#### Direction
Establish how many lines in the material include the string "screenshot" and report it as a lone number.

#### Supplied data
------------------------------------------------------------
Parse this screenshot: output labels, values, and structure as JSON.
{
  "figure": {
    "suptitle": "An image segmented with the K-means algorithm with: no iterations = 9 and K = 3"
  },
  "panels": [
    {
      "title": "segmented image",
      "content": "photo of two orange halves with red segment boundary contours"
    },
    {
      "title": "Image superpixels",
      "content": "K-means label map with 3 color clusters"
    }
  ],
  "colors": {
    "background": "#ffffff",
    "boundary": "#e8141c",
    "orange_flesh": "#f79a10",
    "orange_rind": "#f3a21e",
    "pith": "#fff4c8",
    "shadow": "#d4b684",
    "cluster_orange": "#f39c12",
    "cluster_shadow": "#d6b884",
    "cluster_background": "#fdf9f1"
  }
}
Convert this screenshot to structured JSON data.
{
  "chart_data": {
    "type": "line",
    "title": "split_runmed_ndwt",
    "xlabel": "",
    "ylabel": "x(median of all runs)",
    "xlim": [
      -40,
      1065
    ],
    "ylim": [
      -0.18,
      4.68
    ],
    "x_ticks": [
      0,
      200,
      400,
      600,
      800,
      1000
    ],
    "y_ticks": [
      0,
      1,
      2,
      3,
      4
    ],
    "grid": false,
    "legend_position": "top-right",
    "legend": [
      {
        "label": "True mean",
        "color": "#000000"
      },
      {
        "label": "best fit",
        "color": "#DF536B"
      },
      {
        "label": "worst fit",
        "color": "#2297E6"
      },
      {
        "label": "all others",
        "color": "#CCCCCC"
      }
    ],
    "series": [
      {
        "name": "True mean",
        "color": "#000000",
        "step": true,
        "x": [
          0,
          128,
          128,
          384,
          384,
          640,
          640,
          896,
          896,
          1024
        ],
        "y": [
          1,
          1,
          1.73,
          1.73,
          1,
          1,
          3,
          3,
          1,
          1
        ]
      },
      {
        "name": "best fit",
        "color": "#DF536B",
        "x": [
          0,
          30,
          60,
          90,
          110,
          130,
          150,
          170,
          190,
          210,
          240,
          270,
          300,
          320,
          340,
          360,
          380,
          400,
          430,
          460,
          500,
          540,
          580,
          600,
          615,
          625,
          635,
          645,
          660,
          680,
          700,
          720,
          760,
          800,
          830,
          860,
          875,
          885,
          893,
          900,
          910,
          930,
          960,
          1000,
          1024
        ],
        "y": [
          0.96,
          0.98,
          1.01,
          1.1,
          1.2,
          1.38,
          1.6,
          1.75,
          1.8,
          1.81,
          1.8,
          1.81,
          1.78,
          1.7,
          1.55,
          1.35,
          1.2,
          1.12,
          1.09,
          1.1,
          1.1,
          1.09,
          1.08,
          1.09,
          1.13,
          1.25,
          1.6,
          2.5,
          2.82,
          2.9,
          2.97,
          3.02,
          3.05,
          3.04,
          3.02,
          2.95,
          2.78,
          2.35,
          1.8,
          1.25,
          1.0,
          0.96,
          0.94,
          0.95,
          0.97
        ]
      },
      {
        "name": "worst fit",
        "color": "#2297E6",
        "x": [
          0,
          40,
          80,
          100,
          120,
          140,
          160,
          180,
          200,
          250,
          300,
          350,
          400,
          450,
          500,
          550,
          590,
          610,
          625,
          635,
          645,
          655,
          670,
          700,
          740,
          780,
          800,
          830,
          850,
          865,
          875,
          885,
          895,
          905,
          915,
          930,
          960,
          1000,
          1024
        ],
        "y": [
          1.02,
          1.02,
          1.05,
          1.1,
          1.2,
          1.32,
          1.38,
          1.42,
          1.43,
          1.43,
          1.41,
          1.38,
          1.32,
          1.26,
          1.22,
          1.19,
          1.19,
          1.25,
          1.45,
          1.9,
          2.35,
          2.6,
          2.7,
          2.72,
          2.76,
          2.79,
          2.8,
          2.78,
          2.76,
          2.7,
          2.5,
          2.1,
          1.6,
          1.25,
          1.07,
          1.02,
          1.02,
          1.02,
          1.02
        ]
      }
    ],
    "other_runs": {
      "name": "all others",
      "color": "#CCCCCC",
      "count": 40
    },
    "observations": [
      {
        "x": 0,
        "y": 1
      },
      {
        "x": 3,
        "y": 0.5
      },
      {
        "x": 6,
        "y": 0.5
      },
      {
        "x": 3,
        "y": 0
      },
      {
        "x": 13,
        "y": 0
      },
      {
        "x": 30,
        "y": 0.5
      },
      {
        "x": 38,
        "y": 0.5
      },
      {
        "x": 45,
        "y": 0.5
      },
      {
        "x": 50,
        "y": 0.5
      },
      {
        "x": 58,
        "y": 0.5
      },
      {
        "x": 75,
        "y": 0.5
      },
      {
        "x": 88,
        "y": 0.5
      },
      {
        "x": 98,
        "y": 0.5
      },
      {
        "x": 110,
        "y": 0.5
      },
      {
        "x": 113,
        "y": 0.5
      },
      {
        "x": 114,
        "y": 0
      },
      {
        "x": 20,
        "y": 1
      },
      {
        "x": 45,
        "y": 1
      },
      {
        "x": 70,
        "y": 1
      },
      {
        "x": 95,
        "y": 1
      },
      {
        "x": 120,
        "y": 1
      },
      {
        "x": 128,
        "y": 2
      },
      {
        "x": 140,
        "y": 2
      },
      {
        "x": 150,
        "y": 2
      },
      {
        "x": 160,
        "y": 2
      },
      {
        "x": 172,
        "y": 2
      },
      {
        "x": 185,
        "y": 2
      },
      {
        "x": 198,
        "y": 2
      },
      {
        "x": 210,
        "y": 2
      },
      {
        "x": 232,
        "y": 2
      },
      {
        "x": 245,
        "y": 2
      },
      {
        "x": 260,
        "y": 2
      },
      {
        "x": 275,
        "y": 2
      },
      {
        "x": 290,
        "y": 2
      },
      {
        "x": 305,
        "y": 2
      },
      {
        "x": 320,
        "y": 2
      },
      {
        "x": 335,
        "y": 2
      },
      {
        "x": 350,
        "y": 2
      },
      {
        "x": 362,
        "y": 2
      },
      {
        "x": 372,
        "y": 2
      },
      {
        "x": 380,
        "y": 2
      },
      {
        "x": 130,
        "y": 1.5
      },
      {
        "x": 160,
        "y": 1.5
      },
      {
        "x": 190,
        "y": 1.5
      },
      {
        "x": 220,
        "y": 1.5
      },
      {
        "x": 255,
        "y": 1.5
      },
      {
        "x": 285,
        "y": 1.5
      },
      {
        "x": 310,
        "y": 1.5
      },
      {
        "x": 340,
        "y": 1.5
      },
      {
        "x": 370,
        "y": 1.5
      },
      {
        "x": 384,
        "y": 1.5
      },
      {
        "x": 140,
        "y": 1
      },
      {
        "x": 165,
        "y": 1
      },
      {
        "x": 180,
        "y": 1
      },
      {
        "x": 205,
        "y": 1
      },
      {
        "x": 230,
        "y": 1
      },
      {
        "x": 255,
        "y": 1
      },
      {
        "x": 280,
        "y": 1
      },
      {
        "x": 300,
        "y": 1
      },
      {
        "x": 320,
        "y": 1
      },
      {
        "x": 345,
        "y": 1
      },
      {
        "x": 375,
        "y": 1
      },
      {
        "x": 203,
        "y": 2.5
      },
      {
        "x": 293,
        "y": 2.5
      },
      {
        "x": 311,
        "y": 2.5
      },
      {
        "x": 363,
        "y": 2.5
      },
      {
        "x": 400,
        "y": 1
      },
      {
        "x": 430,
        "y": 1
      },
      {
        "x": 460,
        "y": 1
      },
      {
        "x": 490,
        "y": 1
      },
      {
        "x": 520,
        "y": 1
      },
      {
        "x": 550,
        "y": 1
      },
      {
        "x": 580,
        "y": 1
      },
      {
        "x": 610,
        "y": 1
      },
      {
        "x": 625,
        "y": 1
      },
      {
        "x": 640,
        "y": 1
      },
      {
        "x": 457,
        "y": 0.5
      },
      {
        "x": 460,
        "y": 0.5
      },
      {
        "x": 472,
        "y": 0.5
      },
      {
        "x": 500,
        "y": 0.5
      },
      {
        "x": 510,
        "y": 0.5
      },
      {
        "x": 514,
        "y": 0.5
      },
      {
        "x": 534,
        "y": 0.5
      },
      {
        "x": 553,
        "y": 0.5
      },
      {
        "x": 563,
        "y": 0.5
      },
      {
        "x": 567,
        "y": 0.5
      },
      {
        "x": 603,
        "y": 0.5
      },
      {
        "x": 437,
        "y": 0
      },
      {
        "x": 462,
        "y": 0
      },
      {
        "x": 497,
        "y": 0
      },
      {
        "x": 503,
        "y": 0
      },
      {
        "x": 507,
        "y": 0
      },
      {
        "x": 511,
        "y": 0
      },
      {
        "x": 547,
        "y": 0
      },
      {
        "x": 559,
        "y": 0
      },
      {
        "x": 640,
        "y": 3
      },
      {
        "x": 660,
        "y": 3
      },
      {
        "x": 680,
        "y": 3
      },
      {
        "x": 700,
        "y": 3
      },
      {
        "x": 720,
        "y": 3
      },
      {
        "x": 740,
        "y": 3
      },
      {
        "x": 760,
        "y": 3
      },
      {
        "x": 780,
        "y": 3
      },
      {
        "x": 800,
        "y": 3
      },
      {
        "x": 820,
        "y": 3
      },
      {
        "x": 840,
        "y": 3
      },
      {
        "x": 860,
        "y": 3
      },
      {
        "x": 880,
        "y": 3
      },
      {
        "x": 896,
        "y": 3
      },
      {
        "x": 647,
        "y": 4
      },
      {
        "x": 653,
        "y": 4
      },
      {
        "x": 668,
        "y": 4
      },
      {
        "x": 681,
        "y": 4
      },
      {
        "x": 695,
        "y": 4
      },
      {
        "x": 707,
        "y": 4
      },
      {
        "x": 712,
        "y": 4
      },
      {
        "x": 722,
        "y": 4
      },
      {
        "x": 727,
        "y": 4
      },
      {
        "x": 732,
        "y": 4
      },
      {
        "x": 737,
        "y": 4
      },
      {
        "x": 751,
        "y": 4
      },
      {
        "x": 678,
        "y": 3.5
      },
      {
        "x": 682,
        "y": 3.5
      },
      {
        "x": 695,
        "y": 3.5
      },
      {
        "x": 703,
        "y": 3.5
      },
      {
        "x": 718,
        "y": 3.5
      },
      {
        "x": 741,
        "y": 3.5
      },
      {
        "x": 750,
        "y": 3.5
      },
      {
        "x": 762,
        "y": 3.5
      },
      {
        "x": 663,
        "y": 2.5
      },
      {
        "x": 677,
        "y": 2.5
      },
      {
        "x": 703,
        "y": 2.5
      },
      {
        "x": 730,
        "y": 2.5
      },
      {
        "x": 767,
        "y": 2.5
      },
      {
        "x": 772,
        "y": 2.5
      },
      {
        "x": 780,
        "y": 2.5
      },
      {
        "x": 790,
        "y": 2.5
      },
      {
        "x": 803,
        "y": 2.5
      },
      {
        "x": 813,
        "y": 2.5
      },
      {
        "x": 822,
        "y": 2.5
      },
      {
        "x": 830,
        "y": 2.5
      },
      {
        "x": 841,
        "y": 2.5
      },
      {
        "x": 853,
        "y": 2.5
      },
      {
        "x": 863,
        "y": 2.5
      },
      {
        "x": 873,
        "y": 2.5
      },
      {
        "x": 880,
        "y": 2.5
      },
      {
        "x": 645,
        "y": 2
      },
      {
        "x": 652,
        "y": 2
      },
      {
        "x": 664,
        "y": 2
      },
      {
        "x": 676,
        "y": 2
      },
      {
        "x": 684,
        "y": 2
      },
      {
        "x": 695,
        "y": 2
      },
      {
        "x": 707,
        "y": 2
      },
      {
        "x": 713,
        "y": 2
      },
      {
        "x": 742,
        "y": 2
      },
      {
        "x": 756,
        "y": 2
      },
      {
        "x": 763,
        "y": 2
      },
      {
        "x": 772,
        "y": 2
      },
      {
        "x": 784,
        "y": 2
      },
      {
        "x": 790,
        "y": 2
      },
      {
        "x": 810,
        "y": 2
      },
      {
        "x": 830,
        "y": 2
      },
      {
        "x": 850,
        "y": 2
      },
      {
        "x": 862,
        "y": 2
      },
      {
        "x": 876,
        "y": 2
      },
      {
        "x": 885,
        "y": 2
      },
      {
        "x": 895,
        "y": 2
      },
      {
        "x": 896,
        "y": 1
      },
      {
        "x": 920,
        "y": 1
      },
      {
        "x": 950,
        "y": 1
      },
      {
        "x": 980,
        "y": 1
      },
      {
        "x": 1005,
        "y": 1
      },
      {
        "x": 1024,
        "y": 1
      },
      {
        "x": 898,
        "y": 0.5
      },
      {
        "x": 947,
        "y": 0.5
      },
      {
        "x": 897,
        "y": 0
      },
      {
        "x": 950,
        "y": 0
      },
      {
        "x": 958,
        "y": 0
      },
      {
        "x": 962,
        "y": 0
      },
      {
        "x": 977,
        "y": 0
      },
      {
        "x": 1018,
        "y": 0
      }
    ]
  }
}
------------------------------------------------------------
#### Solution to the exercise
2